### Exercise
Reproduce every entry that follows word for word, but omit the images.

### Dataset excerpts
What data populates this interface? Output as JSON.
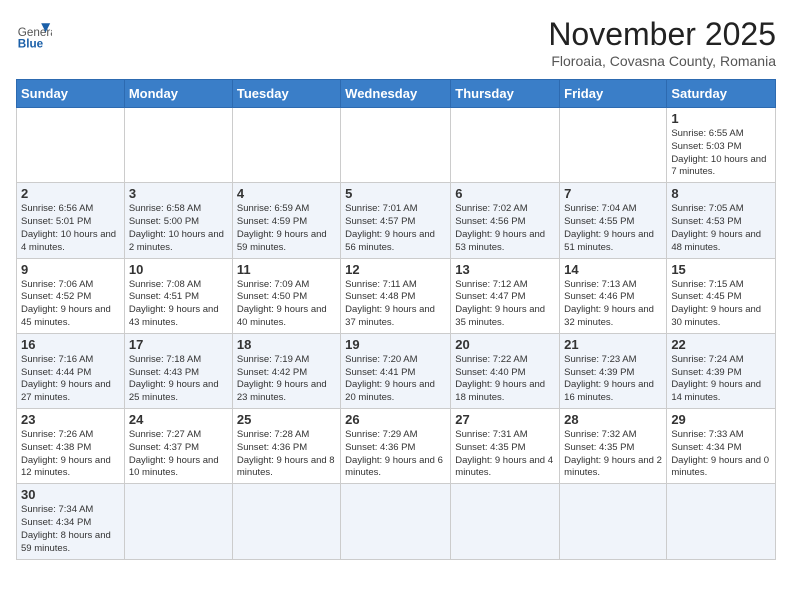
{
  "header": {
    "logo_text_general": "General",
    "logo_text_blue": "Blue",
    "month": "November 2025",
    "location": "Floroaia, Covasna County, Romania"
  },
  "weekdays": [
    "Sunday",
    "Monday",
    "Tuesday",
    "Wednesday",
    "Thursday",
    "Friday",
    "Saturday"
  ],
  "weeks": [
    [
      {
        "day": "",
        "info": ""
      },
      {
        "day": "",
        "info": ""
      },
      {
        "day": "",
        "info": ""
      },
      {
        "day": "",
        "info": ""
      },
      {
        "day": "",
        "info": ""
      },
      {
        "day": "",
        "info": ""
      },
      {
        "day": "1",
        "info": "Sunrise: 6:55 AM\nSunset: 5:03 PM\nDaylight: 10 hours and 7 minutes."
      }
    ],
    [
      {
        "day": "2",
        "info": "Sunrise: 6:56 AM\nSunset: 5:01 PM\nDaylight: 10 hours and 4 minutes."
      },
      {
        "day": "3",
        "info": "Sunrise: 6:58 AM\nSunset: 5:00 PM\nDaylight: 10 hours and 2 minutes."
      },
      {
        "day": "4",
        "info": "Sunrise: 6:59 AM\nSunset: 4:59 PM\nDaylight: 9 hours and 59 minutes."
      },
      {
        "day": "5",
        "info": "Sunrise: 7:01 AM\nSunset: 4:57 PM\nDaylight: 9 hours and 56 minutes."
      },
      {
        "day": "6",
        "info": "Sunrise: 7:02 AM\nSunset: 4:56 PM\nDaylight: 9 hours and 53 minutes."
      },
      {
        "day": "7",
        "info": "Sunrise: 7:04 AM\nSunset: 4:55 PM\nDaylight: 9 hours and 51 minutes."
      },
      {
        "day": "8",
        "info": "Sunrise: 7:05 AM\nSunset: 4:53 PM\nDaylight: 9 hours and 48 minutes."
      }
    ],
    [
      {
        "day": "9",
        "info": "Sunrise: 7:06 AM\nSunset: 4:52 PM\nDaylight: 9 hours and 45 minutes."
      },
      {
        "day": "10",
        "info": "Sunrise: 7:08 AM\nSunset: 4:51 PM\nDaylight: 9 hours and 43 minutes."
      },
      {
        "day": "11",
        "info": "Sunrise: 7:09 AM\nSunset: 4:50 PM\nDaylight: 9 hours and 40 minutes."
      },
      {
        "day": "12",
        "info": "Sunrise: 7:11 AM\nSunset: 4:48 PM\nDaylight: 9 hours and 37 minutes."
      },
      {
        "day": "13",
        "info": "Sunrise: 7:12 AM\nSunset: 4:47 PM\nDaylight: 9 hours and 35 minutes."
      },
      {
        "day": "14",
        "info": "Sunrise: 7:13 AM\nSunset: 4:46 PM\nDaylight: 9 hours and 32 minutes."
      },
      {
        "day": "15",
        "info": "Sunrise: 7:15 AM\nSunset: 4:45 PM\nDaylight: 9 hours and 30 minutes."
      }
    ],
    [
      {
        "day": "16",
        "info": "Sunrise: 7:16 AM\nSunset: 4:44 PM\nDaylight: 9 hours and 27 minutes."
      },
      {
        "day": "17",
        "info": "Sunrise: 7:18 AM\nSunset: 4:43 PM\nDaylight: 9 hours and 25 minutes."
      },
      {
        "day": "18",
        "info": "Sunrise: 7:19 AM\nSunset: 4:42 PM\nDaylight: 9 hours and 23 minutes."
      },
      {
        "day": "19",
        "info": "Sunrise: 7:20 AM\nSunset: 4:41 PM\nDaylight: 9 hours and 20 minutes."
      },
      {
        "day": "20",
        "info": "Sunrise: 7:22 AM\nSunset: 4:40 PM\nDaylight: 9 hours and 18 minutes."
      },
      {
        "day": "21",
        "info": "Sunrise: 7:23 AM\nSunset: 4:39 PM\nDaylight: 9 hours and 16 minutes."
      },
      {
        "day": "22",
        "info": "Sunrise: 7:24 AM\nSunset: 4:39 PM\nDaylight: 9 hours and 14 minutes."
      }
    ],
    [
      {
        "day": "23",
        "info": "Sunrise: 7:26 AM\nSunset: 4:38 PM\nDaylight: 9 hours and 12 minutes."
      },
      {
        "day": "24",
        "info": "Sunrise: 7:27 AM\nSunset: 4:37 PM\nDaylight: 9 hours and 10 minutes."
      },
      {
        "day": "25",
        "info": "Sunrise: 7:28 AM\nSunset: 4:36 PM\nDaylight: 9 hours and 8 minutes."
      },
      {
        "day": "26",
        "info": "Sunrise: 7:29 AM\nSunset: 4:36 PM\nDaylight: 9 hours and 6 minutes."
      },
      {
        "day": "27",
        "info": "Sunrise: 7:31 AM\nSunset: 4:35 PM\nDaylight: 9 hours and 4 minutes."
      },
      {
        "day": "28",
        "info": "Sunrise: 7:32 AM\nSunset: 4:35 PM\nDaylight: 9 hours and 2 minutes."
      },
      {
        "day": "29",
        "info": "Sunrise: 7:33 AM\nSunset: 4:34 PM\nDaylight: 9 hours and 0 minutes."
      }
    ],
    [
      {
        "day": "30",
        "info": "Sunrise: 7:34 AM\nSunset: 4:34 PM\nDaylight: 8 hours and 59 minutes."
      },
      {
        "day": "",
        "info": ""
      },
      {
        "day": "",
        "info": ""
      },
      {
        "day": "",
        "info": ""
      },
      {
        "day": "",
        "info": ""
      },
      {
        "day": "",
        "info": ""
      },
      {
        "day": "",
        "info": ""
      }
    ]
  ]
}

### Expected output
What data populates this interface? Output as JSON.
{
  "header": {
    "logo_text_general": "General",
    "logo_text_blue": "Blue",
    "month": "November 2025",
    "location": "Floroaia, Covasna County, Romania"
  },
  "weekdays": [
    "Sunday",
    "Monday",
    "Tuesday",
    "Wednesday",
    "Thursday",
    "Friday",
    "Saturday"
  ],
  "weeks": [
    [
      {
        "day": "",
        "info": ""
      },
      {
        "day": "",
        "info": ""
      },
      {
        "day": "",
        "info": ""
      },
      {
        "day": "",
        "info": ""
      },
      {
        "day": "",
        "info": ""
      },
      {
        "day": "",
        "info": ""
      },
      {
        "day": "1",
        "info": "Sunrise: 6:55 AM\nSunset: 5:03 PM\nDaylight: 10 hours and 7 minutes."
      }
    ],
    [
      {
        "day": "2",
        "info": "Sunrise: 6:56 AM\nSunset: 5:01 PM\nDaylight: 10 hours and 4 minutes."
      },
      {
        "day": "3",
        "info": "Sunrise: 6:58 AM\nSunset: 5:00 PM\nDaylight: 10 hours and 2 minutes."
      },
      {
        "day": "4",
        "info": "Sunrise: 6:59 AM\nSunset: 4:59 PM\nDaylight: 9 hours and 59 minutes."
      },
      {
        "day": "5",
        "info": "Sunrise: 7:01 AM\nSunset: 4:57 PM\nDaylight: 9 hours and 56 minutes."
      },
      {
        "day": "6",
        "info": "Sunrise: 7:02 AM\nSunset: 4:56 PM\nDaylight: 9 hours and 53 minutes."
      },
      {
        "day": "7",
        "info": "Sunrise: 7:04 AM\nSunset: 4:55 PM\nDaylight: 9 hours and 51 minutes."
      },
      {
        "day": "8",
        "info": "Sunrise: 7:05 AM\nSunset: 4:53 PM\nDaylight: 9 hours and 48 minutes."
      }
    ],
    [
      {
        "day": "9",
        "info": "Sunrise: 7:06 AM\nSunset: 4:52 PM\nDaylight: 9 hours and 45 minutes."
      },
      {
        "day": "10",
        "info": "Sunrise: 7:08 AM\nSunset: 4:51 PM\nDaylight: 9 hours and 43 minutes."
      },
      {
        "day": "11",
        "info": "Sunrise: 7:09 AM\nSunset: 4:50 PM\nDaylight: 9 hours and 40 minutes."
      },
      {
        "day": "12",
        "info": "Sunrise: 7:11 AM\nSunset: 4:48 PM\nDaylight: 9 hours and 37 minutes."
      },
      {
        "day": "13",
        "info": "Sunrise: 7:12 AM\nSunset: 4:47 PM\nDaylight: 9 hours and 35 minutes."
      },
      {
        "day": "14",
        "info": "Sunrise: 7:13 AM\nSunset: 4:46 PM\nDaylight: 9 hours and 32 minutes."
      },
      {
        "day": "15",
        "info": "Sunrise: 7:15 AM\nSunset: 4:45 PM\nDaylight: 9 hours and 30 minutes."
      }
    ],
    [
      {
        "day": "16",
        "info": "Sunrise: 7:16 AM\nSunset: 4:44 PM\nDaylight: 9 hours and 27 minutes."
      },
      {
        "day": "17",
        "info": "Sunrise: 7:18 AM\nSunset: 4:43 PM\nDaylight: 9 hours and 25 minutes."
      },
      {
        "day": "18",
        "info": "Sunrise: 7:19 AM\nSunset: 4:42 PM\nDaylight: 9 hours and 23 minutes."
      },
      {
        "day": "19",
        "info": "Sunrise: 7:20 AM\nSunset: 4:41 PM\nDaylight: 9 hours and 20 minutes."
      },
      {
        "day": "20",
        "info": "Sunrise: 7:22 AM\nSunset: 4:40 PM\nDaylight: 9 hours and 18 minutes."
      },
      {
        "day": "21",
        "info": "Sunrise: 7:23 AM\nSunset: 4:39 PM\nDaylight: 9 hours and 16 minutes."
      },
      {
        "day": "22",
        "info": "Sunrise: 7:24 AM\nSunset: 4:39 PM\nDaylight: 9 hours and 14 minutes."
      }
    ],
    [
      {
        "day": "23",
        "info": "Sunrise: 7:26 AM\nSunset: 4:38 PM\nDaylight: 9 hours and 12 minutes."
      },
      {
        "day": "24",
        "info": "Sunrise: 7:27 AM\nSunset: 4:37 PM\nDaylight: 9 hours and 10 minutes."
      },
      {
        "day": "25",
        "info": "Sunrise: 7:28 AM\nSunset: 4:36 PM\nDaylight: 9 hours and 8 minutes."
      },
      {
        "day": "26",
        "info": "Sunrise: 7:29 AM\nSunset: 4:36 PM\nDaylight: 9 hours and 6 minutes."
      },
      {
        "day": "27",
        "info": "Sunrise: 7:31 AM\nSunset: 4:35 PM\nDaylight: 9 hours and 4 minutes."
      },
      {
        "day": "28",
        "info": "Sunrise: 7:32 AM\nSunset: 4:35 PM\nDaylight: 9 hours and 2 minutes."
      },
      {
        "day": "29",
        "info": "Sunrise: 7:33 AM\nSunset: 4:34 PM\nDaylight: 9 hours and 0 minutes."
      }
    ],
    [
      {
        "day": "30",
        "info": "Sunrise: 7:34 AM\nSunset: 4:34 PM\nDaylight: 8 hours and 59 minutes."
      },
      {
        "day": "",
        "info": ""
      },
      {
        "day": "",
        "info": ""
      },
      {
        "day": "",
        "info": ""
      },
      {
        "day": "",
        "info": ""
      },
      {
        "day": "",
        "info": ""
      },
      {
        "day": "",
        "info": ""
      }
    ]
  ]
}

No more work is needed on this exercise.